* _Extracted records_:
--- Begin ---

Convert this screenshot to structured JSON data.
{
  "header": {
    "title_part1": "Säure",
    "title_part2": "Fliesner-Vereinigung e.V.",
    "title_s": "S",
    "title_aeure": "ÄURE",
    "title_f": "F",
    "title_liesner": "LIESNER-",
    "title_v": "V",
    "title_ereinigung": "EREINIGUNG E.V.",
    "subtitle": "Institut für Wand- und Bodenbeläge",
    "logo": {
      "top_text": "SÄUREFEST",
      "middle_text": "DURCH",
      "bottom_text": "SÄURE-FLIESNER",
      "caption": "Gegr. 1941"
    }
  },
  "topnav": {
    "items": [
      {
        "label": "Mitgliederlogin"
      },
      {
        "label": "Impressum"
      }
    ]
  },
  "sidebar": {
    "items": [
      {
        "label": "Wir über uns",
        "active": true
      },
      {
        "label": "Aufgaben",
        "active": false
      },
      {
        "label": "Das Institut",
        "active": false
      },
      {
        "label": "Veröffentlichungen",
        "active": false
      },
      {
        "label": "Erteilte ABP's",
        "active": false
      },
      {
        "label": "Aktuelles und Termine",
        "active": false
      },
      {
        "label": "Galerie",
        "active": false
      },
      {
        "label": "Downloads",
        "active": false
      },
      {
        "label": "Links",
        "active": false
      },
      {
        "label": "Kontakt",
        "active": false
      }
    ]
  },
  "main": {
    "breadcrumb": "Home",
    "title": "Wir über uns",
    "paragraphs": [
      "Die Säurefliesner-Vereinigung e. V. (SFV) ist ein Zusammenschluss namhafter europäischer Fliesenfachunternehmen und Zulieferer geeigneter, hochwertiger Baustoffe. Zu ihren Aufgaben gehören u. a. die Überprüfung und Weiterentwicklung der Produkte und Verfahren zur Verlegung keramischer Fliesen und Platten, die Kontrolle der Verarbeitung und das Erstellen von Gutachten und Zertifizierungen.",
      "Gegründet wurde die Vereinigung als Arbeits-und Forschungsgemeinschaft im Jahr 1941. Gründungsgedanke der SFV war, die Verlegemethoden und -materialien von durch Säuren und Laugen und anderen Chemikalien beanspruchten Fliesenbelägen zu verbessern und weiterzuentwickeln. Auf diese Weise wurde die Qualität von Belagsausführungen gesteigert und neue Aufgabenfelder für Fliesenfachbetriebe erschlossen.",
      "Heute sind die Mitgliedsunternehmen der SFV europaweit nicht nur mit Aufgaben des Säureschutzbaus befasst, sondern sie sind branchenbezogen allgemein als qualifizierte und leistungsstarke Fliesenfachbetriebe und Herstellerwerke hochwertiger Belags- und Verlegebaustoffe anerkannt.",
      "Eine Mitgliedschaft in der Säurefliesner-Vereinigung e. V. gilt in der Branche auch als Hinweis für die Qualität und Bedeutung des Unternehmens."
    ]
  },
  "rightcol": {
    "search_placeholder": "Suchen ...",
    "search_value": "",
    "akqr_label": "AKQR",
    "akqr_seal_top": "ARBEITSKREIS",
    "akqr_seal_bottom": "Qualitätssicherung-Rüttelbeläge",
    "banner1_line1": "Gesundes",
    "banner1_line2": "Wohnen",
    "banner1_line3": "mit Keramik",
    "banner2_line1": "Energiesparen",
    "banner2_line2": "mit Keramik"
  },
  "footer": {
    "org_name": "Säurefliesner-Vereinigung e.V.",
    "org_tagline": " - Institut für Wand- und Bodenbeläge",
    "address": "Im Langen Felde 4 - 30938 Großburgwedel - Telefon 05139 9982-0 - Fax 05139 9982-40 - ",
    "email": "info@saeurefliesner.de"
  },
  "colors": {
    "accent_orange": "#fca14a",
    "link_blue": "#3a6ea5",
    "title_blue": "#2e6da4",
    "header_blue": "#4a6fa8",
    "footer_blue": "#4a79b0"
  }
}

--- End ---

* _Objective_:
Take the records above and return them exactly as written.

* _Result below_:
Convert this screenshot to structured JSON data.
{
  "header": {
    "title_part1": "Säure",
    "title_part2": "Fliesner-Vereinigung e.V.",
    "title_s": "S",
    "title_aeure": "ÄURE",
    "title_f": "F",
    "title_liesner": "LIESNER-",
    "title_v": "V",
    "title_ereinigung": "EREINIGUNG E.V.",
    "subtitle": "Institut für Wand- und Bodenbeläge",
    "logo": {
      "top_text": "SÄUREFEST",
      "middle_text": "DURCH",
      "bottom_text": "SÄURE-FLIESNER",
      "caption": "Gegr. 1941"
    }
  },
  "topnav": {
    "items": [
      {
        "label": "Mitgliederlogin"
      },
      {
        "label": "Impressum"
      }
    ]
  },
  "sidebar": {
    "items": [
      {
        "label": "Wir über uns",
        "active": true
      },
      {
        "label": "Aufgaben",
        "active": false
      },
      {
        "label": "Das Institut",
        "active": false
      },
      {
        "label": "Veröffentlichungen",
        "active": false
      },
      {
        "label": "Erteilte ABP's",
        "active": false
      },
      {
        "label": "Aktuelles und Termine",
        "active": false
      },
      {
        "label": "Galerie",
        "active": false
      },
      {
        "label": "Downloads",
        "active": false
      },
      {
        "label": "Links",
        "active": false
      },
      {
        "label": "Kontakt",
        "active": false
      }
    ]
  },
  "main": {
    "breadcrumb": "Home",
    "title": "Wir über uns",
    "paragraphs": [
      "Die Säurefliesner-Vereinigung e. V. (SFV) ist ein Zusammenschluss namhafter europäischer Fliesenfachunternehmen und Zulieferer geeigneter, hochwertiger Baustoffe. Zu ihren Aufgaben gehören u. a. die Überprüfung und Weiterentwicklung der Produkte und Verfahren zur Verlegung keramischer Fliesen und Platten, die Kontrolle der Verarbeitung und das Erstellen von Gutachten und Zertifizierungen.",
      "Gegründet wurde die Vereinigung als Arbeits-und Forschungsgemeinschaft im Jahr 1941. Gründungsgedanke der SFV war, die Verlegemethoden und -materialien von durch Säuren und Laugen und anderen Chemikalien beanspruchten Fliesenbelägen zu verbessern und weiterzuentwickeln. Auf diese Weise wurde die Qualität von Belagsausführungen gesteigert und neue Aufgabenfelder für Fliesenfachbetriebe erschlossen.",
      "Heute sind die Mitgliedsunternehmen der SFV europaweit nicht nur mit Aufgaben des Säureschutzbaus befasst, sondern sie sind branchenbezogen allgemein als qualifizierte und leistungsstarke Fliesenfachbetriebe und Herstellerwerke hochwertiger Belags- und Verlegebaustoffe anerkannt.",
      "Eine Mitgliedschaft in der Säurefliesner-Vereinigung e. V. gilt in der Branche auch als Hinweis für die Qualität und Bedeutung des Unternehmens."
    ]
  },
  "rightcol": {
    "search_placeholder": "Suchen ...",
    "search_value": "",
    "akqr_label": "AKQR",
    "akqr_seal_top": "ARBEITSKREIS",
    "akqr_seal_bottom": "Qualitätssicherung-Rüttelbeläge",
    "banner1_line1": "Gesundes",
    "banner1_line2": "Wohnen",
    "banner1_line3": "mit Keramik",
    "banner2_line1": "Energiesparen",
    "banner2_line2": "mit Keramik"
  },
  "footer": {
    "org_name": "Säurefliesner-Vereinigung e.V.",
    "org_tagline": " - Institut für Wand- und Bodenbeläge",
    "address": "Im Langen Felde 4 - 30938 Großburgwedel - Telefon 05139 9982-0 - Fax 05139 9982-40 - ",
    "email": "info@saeurefliesner.de"
  },
  "colors": {
    "accent_orange": "#fca14a",
    "link_blue": "#3a6ea5",
    "title_blue": "#2e6da4",
    "header_blue": "#4a6fa8",
    "footer_blue": "#4a79b0"
  }
}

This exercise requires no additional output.